= Task directions =
Each line that follows is to be retyped exactly.

Stored items:

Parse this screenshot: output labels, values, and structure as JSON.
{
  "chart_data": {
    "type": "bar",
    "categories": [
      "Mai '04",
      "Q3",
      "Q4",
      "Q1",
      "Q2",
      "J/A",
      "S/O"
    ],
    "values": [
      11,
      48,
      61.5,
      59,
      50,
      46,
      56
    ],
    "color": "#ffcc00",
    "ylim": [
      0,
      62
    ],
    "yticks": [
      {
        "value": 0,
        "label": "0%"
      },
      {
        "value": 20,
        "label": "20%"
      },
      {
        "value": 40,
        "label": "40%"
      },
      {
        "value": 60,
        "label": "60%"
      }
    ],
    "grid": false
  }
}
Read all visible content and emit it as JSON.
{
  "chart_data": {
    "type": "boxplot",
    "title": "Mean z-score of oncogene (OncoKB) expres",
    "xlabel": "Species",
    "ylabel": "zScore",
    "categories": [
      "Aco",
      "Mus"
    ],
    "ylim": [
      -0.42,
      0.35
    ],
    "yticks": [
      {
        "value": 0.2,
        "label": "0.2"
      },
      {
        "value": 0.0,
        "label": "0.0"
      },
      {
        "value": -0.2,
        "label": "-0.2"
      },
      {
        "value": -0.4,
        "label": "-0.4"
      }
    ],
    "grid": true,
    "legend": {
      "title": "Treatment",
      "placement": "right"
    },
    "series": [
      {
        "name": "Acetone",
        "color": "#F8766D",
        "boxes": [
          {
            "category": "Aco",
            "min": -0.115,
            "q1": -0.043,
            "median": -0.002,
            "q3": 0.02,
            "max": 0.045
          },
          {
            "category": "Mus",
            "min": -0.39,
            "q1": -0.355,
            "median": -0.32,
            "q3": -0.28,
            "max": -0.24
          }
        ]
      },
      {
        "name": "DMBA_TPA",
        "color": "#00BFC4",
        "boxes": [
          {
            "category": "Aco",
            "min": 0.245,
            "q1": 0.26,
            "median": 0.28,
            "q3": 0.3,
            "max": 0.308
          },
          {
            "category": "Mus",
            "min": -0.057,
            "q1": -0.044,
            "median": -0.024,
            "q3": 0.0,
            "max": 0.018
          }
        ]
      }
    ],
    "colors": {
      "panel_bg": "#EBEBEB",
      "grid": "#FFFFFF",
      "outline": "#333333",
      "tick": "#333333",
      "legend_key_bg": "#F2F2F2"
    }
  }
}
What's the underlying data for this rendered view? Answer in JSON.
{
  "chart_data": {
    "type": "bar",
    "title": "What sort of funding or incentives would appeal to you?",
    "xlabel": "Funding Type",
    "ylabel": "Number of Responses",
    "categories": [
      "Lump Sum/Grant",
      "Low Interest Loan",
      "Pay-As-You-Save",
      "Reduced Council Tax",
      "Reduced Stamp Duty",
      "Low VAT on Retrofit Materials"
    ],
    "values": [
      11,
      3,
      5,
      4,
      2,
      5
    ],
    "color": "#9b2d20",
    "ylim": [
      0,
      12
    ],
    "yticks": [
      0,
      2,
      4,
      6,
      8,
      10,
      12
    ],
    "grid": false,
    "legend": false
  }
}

= Result =
Parse this screenshot: output labels, values, and structure as JSON.
{
  "chart_data": {
    "type": "bar",
    "categories": [
      "Mai '04",
      "Q3",
      "Q4",
      "Q1",
      "Q2",
      "J/A",
      "S/O"
    ],
    "values": [
      11,
      48,
      61.5,
      59,
      50,
      46,
      56
    ],
    "color": "#ffcc00",
    "ylim": [
      0,
      62
    ],
    "yticks": [
      {
        "value": 0,
        "label": "0%"
      },
      {
        "value": 20,
        "label": "20%"
      },
      {
        "value": 40,
        "label": "40%"
      },
      {
        "value": 60,
        "label": "60%"
      }
    ],
    "grid": false
  }
}
Read all visible content and emit it as JSON.
{
  "chart_data": {
    "type": "boxplot",
    "title": "Mean z-score of oncogene (OncoKB) expres",
    "xlabel": "Species",
    "ylabel": "zScore",
    "categories": [
      "Aco",
      "Mus"
    ],
    "ylim": [
      -0.42,
      0.35
    ],
    "yticks": [
      {
        "value": 0.2,
        "label": "0.2"
      },
      {
        "value": 0.0,
        "label": "0.0"
      },
      {
        "value": -0.2,
        "label": "-0.2"
      },
      {
        "value": -0.4,
        "label": "-0.4"
      }
    ],
    "grid": true,
    "legend": {
      "title": "Treatment",
      "placement": "right"
    },
    "series": [
      {
        "name": "Acetone",
        "color": "#F8766D",
        "boxes": [
          {
            "category": "Aco",
            "min": -0.115,
            "q1": -0.043,
            "median": -0.002,
            "q3": 0.02,
            "max": 0.045
          },
          {
            "category": "Mus",
            "min": -0.39,
            "q1": -0.355,
            "median": -0.32,
            "q3": -0.28,
            "max": -0.24
          }
        ]
      },
      {
        "name": "DMBA_TPA",
        "color": "#00BFC4",
        "boxes": [
          {
            "category": "Aco",
            "min": 0.245,
            "q1": 0.26,
            "median": 0.28,
            "q3": 0.3,
            "max": 0.308
          },
          {
            "category": "Mus",
            "min": -0.057,
            "q1": -0.044,
            "median": -0.024,
            "q3": 0.0,
            "max": 0.018
          }
        ]
      }
    ],
    "colors": {
      "panel_bg": "#EBEBEB",
      "grid": "#FFFFFF",
      "outline": "#333333",
      "tick": "#333333",
      "legend_key_bg": "#F2F2F2"
    }
  }
}
What's the underlying data for this rendered view? Answer in JSON.
{
  "chart_data": {
    "type": "bar",
    "title": "What sort of funding or incentives would appeal to you?",
    "xlabel": "Funding Type",
    "ylabel": "Number of Responses",
    "categories": [
      "Lump Sum/Grant",
      "Low Interest Loan",
      "Pay-As-You-Save",
      "Reduced Council Tax",
      "Reduced Stamp Duty",
      "Low VAT on Retrofit Materials"
    ],
    "values": [
      11,
      3,
      5,
      4,
      2,
      5
    ],
    "color": "#9b2d20",
    "ylim": [
      0,
      12
    ],
    "yticks": [
      0,
      2,
      4,
      6,
      8,
      10,
      12
    ],
    "grid": false,
    "legend": false
  }
}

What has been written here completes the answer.